- _WORKING DATA_:
-- BEGIN --

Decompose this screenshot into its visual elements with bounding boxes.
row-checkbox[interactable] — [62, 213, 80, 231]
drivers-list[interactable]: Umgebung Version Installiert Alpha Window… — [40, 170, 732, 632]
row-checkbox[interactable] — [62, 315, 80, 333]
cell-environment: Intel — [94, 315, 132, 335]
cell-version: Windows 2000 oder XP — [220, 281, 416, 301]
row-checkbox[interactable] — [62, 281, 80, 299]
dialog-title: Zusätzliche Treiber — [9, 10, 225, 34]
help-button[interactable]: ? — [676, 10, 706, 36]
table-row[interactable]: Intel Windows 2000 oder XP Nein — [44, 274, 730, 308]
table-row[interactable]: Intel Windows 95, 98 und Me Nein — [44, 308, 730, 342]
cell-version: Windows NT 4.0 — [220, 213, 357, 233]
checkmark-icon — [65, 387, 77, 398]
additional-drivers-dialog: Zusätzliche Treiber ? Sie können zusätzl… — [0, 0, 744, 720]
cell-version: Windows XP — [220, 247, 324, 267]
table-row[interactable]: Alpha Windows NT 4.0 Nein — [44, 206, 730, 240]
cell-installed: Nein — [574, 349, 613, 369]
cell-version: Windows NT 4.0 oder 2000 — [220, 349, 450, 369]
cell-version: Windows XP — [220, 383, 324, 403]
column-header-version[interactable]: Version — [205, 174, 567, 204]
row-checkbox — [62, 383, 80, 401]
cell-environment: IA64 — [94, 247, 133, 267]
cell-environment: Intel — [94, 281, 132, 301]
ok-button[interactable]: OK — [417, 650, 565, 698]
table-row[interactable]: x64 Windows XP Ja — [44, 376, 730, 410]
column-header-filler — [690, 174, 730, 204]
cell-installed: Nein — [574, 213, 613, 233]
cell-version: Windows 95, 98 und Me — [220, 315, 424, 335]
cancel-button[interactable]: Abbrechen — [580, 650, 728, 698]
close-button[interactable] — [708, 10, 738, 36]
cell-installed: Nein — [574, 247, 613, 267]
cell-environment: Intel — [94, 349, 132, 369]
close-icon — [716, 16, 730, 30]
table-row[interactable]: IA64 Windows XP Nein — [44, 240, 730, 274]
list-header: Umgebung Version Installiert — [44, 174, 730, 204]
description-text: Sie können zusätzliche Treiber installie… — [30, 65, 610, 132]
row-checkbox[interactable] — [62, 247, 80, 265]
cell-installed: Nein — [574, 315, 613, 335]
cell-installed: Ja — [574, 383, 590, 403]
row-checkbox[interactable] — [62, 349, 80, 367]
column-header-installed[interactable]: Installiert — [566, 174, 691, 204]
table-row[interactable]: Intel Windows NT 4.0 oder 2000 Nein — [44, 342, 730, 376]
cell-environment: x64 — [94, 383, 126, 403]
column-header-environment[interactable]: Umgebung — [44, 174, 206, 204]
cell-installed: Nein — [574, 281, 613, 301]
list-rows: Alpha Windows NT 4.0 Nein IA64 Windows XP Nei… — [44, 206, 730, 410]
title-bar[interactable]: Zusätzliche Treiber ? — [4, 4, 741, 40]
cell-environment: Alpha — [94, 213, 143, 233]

-- END --

- _PROBLEM_:
Render the listing above as a Markdown table with the columns "Number" and "Line", giving each line its own numbered row and omitting blank lines.

- _SOLUTION_:
| Number | Line |
|---|---|
| 1 | Decompose this screenshot into its visual elements with bounding boxes. |
| 2 | row-checkbox[interactable] — [62, 213, 80, 231] |
| 3 | drivers-list[interactable]: Umgebung Version Installiert Alpha Window… — [40, 170, 732, 632] |
| 4 | row-checkbox[interactable] — [62, 315, 80, 333] |
| 5 | cell-environment: Intel — [94, 315, 132, 335] |
| 6 | cell-version: Windows 2000 oder XP — [220, 281, 416, 301] |
| 7 | row-checkbox[interactable] — [62, 281, 80, 299] |
| 8 | dialog-title: Zusätzliche Treiber — [9, 10, 225, 34] |
| 9 | help-button[interactable]: ? — [676, 10, 706, 36] |
| 10 | table-row[interactable]: Intel Windows 2000 oder XP Nein — [44, 274, 730, 308] |
| 11 | table-row[interactable]: Intel Windows 95, 98 und Me Nein — [44, 308, 730, 342] |
| 12 | cell-version: Windows NT 4.0 — [220, 213, 357, 233] |
| 13 | checkmark-icon — [65, 387, 77, 398] |
| 14 | additional-drivers-dialog: Zusätzliche Treiber ? Sie können zusätzl… — [0, 0, 744, 720] |
| 15 | cell-version: Windows XP — [220, 247, 324, 267] |
| 16 | table-row[interactable]: Alpha Windows NT 4.0 Nein — [44, 206, 730, 240] |
| 17 | cell-installed: Nein — [574, 349, 613, 369] |
| 18 | cell-version: Windows NT 4.0 oder 2000 — [220, 349, 450, 369] |
| 19 | cell-version: Windows XP — [220, 383, 324, 403] |
| 20 | column-header-version[interactable]: Version — [205, 174, 567, 204] |
| 21 | row-checkbox — [62, 383, 80, 401] |
| 22 | cell-environment: IA64 — [94, 247, 133, 267] |
| 23 | cell-environment: Intel — [94, 281, 132, 301] |
| 24 | ok-button[interactable]: OK — [417, 650, 565, 698] |
| 25 | table-row[interactable]: x64 Windows XP Ja — [44, 376, 730, 410] |
| 26 | column-header-filler — [690, 174, 730, 204] |
| 27 | cell-installed: Nein — [574, 213, 613, 233] |
| 28 | cell-version: Windows 95, 98 und Me — [220, 315, 424, 335] |
| 29 | cancel-button[interactable]: Abbrechen — [580, 650, 728, 698] |
| 30 | close-button[interactable] — [708, 10, 738, 36] |
| 31 | cell-installed: Nein — [574, 247, 613, 267] |
| 32 | cell-environment: Intel — [94, 349, 132, 369] |
| 33 | close-icon — [716, 16, 730, 30] |
| 34 | table-row[interactable]: IA64 Windows XP Nein — [44, 240, 730, 274] |
| 35 | list-header: Umgebung Version Installiert — [44, 174, 730, 204] |
| 36 | description-text: Sie können zusätzliche Treiber installie… — [30, 65, 610, 132] |
| 37 | row-checkbox[interactable] — [62, 247, 80, 265] |
| 38 | cell-installed: Nein — [574, 315, 613, 335] |
| 39 | cell-installed: Ja — [574, 383, 590, 403] |
| 40 | row-checkbox[interactable] — [62, 349, 80, 367] |
| 41 | column-header-installed[interactable]: Installiert — [566, 174, 691, 204] |
| 42 | table-row[interactable]: Intel Windows NT 4.0 oder 2000 Nein — [44, 342, 730, 376] |
| 43 | cell-environment: x64 — [94, 383, 126, 403] |
| 44 | column-header-environment[interactable]: Umgebung — [44, 174, 206, 204] |
| 45 | cell-installed: Nein — [574, 281, 613, 301] |
| 46 | list-rows: Alpha Windows NT 4.0 Nein IA64 Windows XP Nei… — [44, 206, 730, 410] |
| 47 | title-bar[interactable]: Zusätzliche Treiber ? — [4, 4, 741, 40] |
| 48 | cell-environment: Alpha — [94, 213, 143, 233] |